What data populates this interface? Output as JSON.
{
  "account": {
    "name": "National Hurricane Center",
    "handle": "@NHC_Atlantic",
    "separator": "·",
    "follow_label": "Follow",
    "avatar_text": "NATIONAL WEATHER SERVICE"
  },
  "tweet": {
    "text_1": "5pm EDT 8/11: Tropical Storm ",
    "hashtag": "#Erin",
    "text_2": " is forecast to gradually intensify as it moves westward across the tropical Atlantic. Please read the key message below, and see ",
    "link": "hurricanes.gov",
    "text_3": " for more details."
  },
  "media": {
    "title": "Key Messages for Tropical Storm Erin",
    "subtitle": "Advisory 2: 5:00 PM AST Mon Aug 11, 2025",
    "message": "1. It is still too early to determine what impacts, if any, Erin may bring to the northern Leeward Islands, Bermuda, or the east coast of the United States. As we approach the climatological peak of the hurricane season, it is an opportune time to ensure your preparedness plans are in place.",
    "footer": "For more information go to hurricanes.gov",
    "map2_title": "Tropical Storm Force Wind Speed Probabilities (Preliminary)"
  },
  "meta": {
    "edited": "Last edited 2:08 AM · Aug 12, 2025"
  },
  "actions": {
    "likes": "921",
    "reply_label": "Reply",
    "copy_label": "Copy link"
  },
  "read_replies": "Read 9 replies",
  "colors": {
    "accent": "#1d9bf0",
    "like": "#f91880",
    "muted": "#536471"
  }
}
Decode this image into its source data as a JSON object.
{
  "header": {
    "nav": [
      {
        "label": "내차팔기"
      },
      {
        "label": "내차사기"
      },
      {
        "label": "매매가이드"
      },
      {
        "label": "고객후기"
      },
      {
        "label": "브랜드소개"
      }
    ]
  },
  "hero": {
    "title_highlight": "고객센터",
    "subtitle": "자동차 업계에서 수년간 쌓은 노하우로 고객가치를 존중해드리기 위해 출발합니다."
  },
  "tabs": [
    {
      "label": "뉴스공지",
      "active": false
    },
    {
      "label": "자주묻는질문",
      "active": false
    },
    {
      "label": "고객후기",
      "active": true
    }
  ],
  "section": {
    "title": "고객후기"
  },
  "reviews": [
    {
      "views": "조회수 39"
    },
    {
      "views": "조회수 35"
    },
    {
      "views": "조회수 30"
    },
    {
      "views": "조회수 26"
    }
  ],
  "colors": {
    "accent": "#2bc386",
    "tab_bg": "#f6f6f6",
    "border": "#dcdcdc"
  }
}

> _Aim of the task_
Copy out all lines that carry the word "this".

> _Written response_
What data populates this interface? Output as JSON.
Decode this image into its source data as a JSON object.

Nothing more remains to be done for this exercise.